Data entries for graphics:

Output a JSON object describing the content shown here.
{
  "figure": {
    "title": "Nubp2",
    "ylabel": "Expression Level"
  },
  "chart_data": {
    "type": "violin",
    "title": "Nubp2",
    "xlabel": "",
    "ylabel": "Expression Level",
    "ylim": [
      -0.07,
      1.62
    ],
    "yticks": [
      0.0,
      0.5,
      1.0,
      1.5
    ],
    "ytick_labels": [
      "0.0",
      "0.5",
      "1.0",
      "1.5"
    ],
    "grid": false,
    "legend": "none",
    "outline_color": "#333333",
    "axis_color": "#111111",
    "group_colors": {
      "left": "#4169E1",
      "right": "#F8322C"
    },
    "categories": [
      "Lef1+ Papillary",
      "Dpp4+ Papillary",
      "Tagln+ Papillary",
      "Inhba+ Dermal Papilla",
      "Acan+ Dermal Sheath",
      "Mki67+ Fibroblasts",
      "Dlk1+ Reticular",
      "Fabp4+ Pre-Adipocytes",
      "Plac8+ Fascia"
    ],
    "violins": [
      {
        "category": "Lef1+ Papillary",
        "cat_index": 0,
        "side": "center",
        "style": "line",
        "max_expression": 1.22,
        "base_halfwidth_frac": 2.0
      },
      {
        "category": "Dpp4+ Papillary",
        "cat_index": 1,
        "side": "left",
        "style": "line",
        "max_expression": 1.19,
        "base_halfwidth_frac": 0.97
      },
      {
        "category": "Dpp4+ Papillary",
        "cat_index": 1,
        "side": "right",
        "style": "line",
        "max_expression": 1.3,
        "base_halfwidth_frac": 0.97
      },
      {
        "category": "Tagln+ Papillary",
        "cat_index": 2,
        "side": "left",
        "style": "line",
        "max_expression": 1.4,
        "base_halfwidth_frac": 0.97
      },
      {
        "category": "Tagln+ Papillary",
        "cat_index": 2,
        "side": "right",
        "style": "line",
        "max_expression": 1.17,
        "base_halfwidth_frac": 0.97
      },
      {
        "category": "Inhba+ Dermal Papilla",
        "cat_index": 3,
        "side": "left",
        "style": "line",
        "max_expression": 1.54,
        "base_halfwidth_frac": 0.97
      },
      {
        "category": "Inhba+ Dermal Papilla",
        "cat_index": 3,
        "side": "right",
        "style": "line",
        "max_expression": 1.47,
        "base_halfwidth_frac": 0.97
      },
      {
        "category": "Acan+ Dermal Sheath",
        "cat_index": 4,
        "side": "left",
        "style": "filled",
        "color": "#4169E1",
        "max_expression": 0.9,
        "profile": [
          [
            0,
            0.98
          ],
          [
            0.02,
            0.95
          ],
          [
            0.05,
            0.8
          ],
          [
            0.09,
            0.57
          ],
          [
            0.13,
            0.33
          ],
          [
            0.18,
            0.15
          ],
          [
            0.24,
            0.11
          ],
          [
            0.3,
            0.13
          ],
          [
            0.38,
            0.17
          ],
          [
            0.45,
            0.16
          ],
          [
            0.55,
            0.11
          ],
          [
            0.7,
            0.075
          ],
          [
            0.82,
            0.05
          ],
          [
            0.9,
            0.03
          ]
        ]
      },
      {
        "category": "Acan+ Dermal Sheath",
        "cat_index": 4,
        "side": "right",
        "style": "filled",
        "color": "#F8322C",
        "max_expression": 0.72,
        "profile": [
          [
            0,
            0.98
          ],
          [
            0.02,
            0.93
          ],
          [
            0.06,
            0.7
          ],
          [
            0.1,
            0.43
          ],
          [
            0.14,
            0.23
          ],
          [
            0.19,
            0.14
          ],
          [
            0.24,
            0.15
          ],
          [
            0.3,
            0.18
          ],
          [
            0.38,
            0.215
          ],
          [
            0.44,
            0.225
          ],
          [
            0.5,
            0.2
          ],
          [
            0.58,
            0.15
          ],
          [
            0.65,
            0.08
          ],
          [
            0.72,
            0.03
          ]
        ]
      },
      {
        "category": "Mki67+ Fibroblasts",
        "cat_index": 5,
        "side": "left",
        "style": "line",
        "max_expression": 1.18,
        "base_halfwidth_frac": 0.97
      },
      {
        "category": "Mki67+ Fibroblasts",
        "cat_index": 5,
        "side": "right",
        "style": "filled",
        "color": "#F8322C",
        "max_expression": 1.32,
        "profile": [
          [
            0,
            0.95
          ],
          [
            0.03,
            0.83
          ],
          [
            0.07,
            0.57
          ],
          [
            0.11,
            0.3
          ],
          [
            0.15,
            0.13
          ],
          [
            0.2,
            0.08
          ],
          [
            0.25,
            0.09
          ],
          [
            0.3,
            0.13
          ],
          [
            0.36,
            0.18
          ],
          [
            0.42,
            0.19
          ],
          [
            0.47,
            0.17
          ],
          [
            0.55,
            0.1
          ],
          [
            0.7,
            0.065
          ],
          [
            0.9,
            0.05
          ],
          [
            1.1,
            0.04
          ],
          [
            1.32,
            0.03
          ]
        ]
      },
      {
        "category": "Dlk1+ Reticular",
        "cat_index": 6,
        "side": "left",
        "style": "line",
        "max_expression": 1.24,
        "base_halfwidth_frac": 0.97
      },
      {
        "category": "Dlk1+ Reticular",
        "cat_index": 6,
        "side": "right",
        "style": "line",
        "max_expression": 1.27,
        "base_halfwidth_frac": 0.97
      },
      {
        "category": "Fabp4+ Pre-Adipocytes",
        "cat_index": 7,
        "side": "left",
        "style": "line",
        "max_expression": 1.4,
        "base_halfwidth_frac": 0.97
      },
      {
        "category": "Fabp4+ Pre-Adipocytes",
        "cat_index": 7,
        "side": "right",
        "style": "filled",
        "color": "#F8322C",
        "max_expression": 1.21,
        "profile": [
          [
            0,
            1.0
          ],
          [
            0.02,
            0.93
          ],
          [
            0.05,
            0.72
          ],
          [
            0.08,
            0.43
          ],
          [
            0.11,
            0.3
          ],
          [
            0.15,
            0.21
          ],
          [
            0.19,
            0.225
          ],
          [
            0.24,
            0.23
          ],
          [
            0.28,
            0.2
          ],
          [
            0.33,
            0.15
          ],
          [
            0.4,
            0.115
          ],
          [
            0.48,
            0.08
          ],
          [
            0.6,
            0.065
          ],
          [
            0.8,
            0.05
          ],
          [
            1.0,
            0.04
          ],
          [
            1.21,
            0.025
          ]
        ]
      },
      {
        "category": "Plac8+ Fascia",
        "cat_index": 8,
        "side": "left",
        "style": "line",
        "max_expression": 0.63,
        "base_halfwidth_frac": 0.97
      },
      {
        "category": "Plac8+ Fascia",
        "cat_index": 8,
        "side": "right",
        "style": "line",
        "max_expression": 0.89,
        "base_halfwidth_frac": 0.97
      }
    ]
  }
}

> **What to do**:
The data above must be returned in full, exactly as written.

> **Final result**:
Output a JSON object describing the content shown here.
{
  "figure": {
    "title": "Nubp2",
    "ylabel": "Expression Level"
  },
  "chart_data": {
    "type": "violin",
    "title": "Nubp2",
    "xlabel": "",
    "ylabel": "Expression Level",
    "ylim": [
      -0.07,
      1.62
    ],
    "yticks": [
      0.0,
      0.5,
      1.0,
      1.5
    ],
    "ytick_labels": [
      "0.0",
      "0.5",
      "1.0",
      "1.5"
    ],
    "grid": false,
    "legend": "none",
    "outline_color": "#333333",
    "axis_color": "#111111",
    "group_colors": {
      "left": "#4169E1",
      "right": "#F8322C"
    },
    "categories": [
      "Lef1+ Papillary",
      "Dpp4+ Papillary",
      "Tagln+ Papillary",
      "Inhba+ Dermal Papilla",
      "Acan+ Dermal Sheath",
      "Mki67+ Fibroblasts",
      "Dlk1+ Reticular",
      "Fabp4+ Pre-Adipocytes",
      "Plac8+ Fascia"
    ],
    "violins": [
      {
        "category": "Lef1+ Papillary",
        "cat_index": 0,
        "side": "center",
        "style": "line",
        "max_expression": 1.22,
        "base_halfwidth_frac": 2.0
      },
      {
        "category": "Dpp4+ Papillary",
        "cat_index": 1,
        "side": "left",
        "style": "line",
        "max_expression": 1.19,
        "base_halfwidth_frac": 0.97
      },
      {
        "category": "Dpp4+ Papillary",
        "cat_index": 1,
        "side": "right",
        "style": "line",
        "max_expression": 1.3,
        "base_halfwidth_frac": 0.97
      },
      {
        "category": "Tagln+ Papillary",
        "cat_index": 2,
        "side": "left",
        "style": "line",
        "max_expression": 1.4,
        "base_halfwidth_frac": 0.97
      },
      {
        "category": "Tagln+ Papillary",
        "cat_index": 2,
        "side": "right",
        "style": "line",
        "max_expression": 1.17,
        "base_halfwidth_frac": 0.97
      },
      {
        "category": "Inhba+ Dermal Papilla",
        "cat_index": 3,
        "side": "left",
        "style": "line",
        "max_expression": 1.54,
        "base_halfwidth_frac": 0.97
      },
      {
        "category": "Inhba+ Dermal Papilla",
        "cat_index": 3,
        "side": "right",
        "style": "line",
        "max_expression": 1.47,
        "base_halfwidth_frac": 0.97
      },
      {
        "category": "Acan+ Dermal Sheath",
        "cat_index": 4,
        "side": "left",
        "style": "filled",
        "color": "#4169E1",
        "max_expression": 0.9,
        "profile": [
          [
            0,
            0.98
          ],
          [
            0.02,
            0.95
          ],
          [
            0.05,
            0.8
          ],
          [
            0.09,
            0.57
          ],
          [
            0.13,
            0.33
          ],
          [
            0.18,
            0.15
          ],
          [
            0.24,
            0.11
          ],
          [
            0.3,
            0.13
          ],
          [
            0.38,
            0.17
          ],
          [
            0.45,
            0.16
          ],
          [
            0.55,
            0.11
          ],
          [
            0.7,
            0.075
          ],
          [
            0.82,
            0.05
          ],
          [
            0.9,
            0.03
          ]
        ]
      },
      {
        "category": "Acan+ Dermal Sheath",
        "cat_index": 4,
        "side": "right",
        "style": "filled",
        "color": "#F8322C",
        "max_expression": 0.72,
        "profile": [
          [
            0,
            0.98
          ],
          [
            0.02,
            0.93
          ],
          [
            0.06,
            0.7
          ],
          [
            0.1,
            0.43
          ],
          [
            0.14,
            0.23
          ],
          [
            0.19,
            0.14
          ],
          [
            0.24,
            0.15
          ],
          [
            0.3,
            0.18
          ],
          [
            0.38,
            0.215
          ],
          [
            0.44,
            0.225
          ],
          [
            0.5,
            0.2
          ],
          [
            0.58,
            0.15
          ],
          [
            0.65,
            0.08
          ],
          [
            0.72,
            0.03
          ]
        ]
      },
      {
        "category": "Mki67+ Fibroblasts",
        "cat_index": 5,
        "side": "left",
        "style": "line",
        "max_expression": 1.18,
        "base_halfwidth_frac": 0.97
      },
      {
        "category": "Mki67+ Fibroblasts",
        "cat_index": 5,
        "side": "right",
        "style": "filled",
        "color": "#F8322C",
        "max_expression": 1.32,
        "profile": [
          [
            0,
            0.95
          ],
          [
            0.03,
            0.83
          ],
          [
            0.07,
            0.57
          ],
          [
            0.11,
            0.3
          ],
          [
            0.15,
            0.13
          ],
          [
            0.2,
            0.08
          ],
          [
            0.25,
            0.09
          ],
          [
            0.3,
            0.13
          ],
          [
            0.36,
            0.18
          ],
          [
            0.42,
            0.19
          ],
          [
            0.47,
            0.17
          ],
          [
            0.55,
            0.1
          ],
          [
            0.7,
            0.065
          ],
          [
            0.9,
            0.05
          ],
          [
            1.1,
            0.04
          ],
          [
            1.32,
            0.03
          ]
        ]
      },
      {
        "category": "Dlk1+ Reticular",
        "cat_index": 6,
        "side": "left",
        "style": "line",
        "max_expression": 1.24,
        "base_halfwidth_frac": 0.97
      },
      {
        "category": "Dlk1+ Reticular",
        "cat_index": 6,
        "side": "right",
        "style": "line",
        "max_expression": 1.27,
        "base_halfwidth_frac": 0.97
      },
      {
        "category": "Fabp4+ Pre-Adipocytes",
        "cat_index": 7,
        "side": "left",
        "style": "line",
        "max_expression": 1.4,
        "base_halfwidth_frac": 0.97
      },
      {
        "category": "Fabp4+ Pre-Adipocytes",
        "cat_index": 7,
        "side": "right",
        "style": "filled",
        "color": "#F8322C",
        "max_expression": 1.21,
        "profile": [
          [
            0,
            1.0
          ],
          [
            0.02,
            0.93
          ],
          [
            0.05,
            0.72
          ],
          [
            0.08,
            0.43
          ],
          [
            0.11,
            0.3
          ],
          [
            0.15,
            0.21
          ],
          [
            0.19,
            0.225
          ],
          [
            0.24,
            0.23
          ],
          [
            0.28,
            0.2
          ],
          [
            0.33,
            0.15
          ],
          [
            0.4,
            0.115
          ],
          [
            0.48,
            0.08
          ],
          [
            0.6,
            0.065
          ],
          [
            0.8,
            0.05
          ],
          [
            1.0,
            0.04
          ],
          [
            1.21,
            0.025
          ]
        ]
      },
      {
        "category": "Plac8+ Fascia",
        "cat_index": 8,
        "side": "left",
        "style": "line",
        "max_expression": 0.63,
        "base_halfwidth_frac": 0.97
      },
      {
        "category": "Plac8+ Fascia",
        "cat_index": 8,
        "side": "right",
        "style": "line",
        "max_expression": 0.89,
        "base_halfwidth_frac": 0.97
      }
    ]
  }
}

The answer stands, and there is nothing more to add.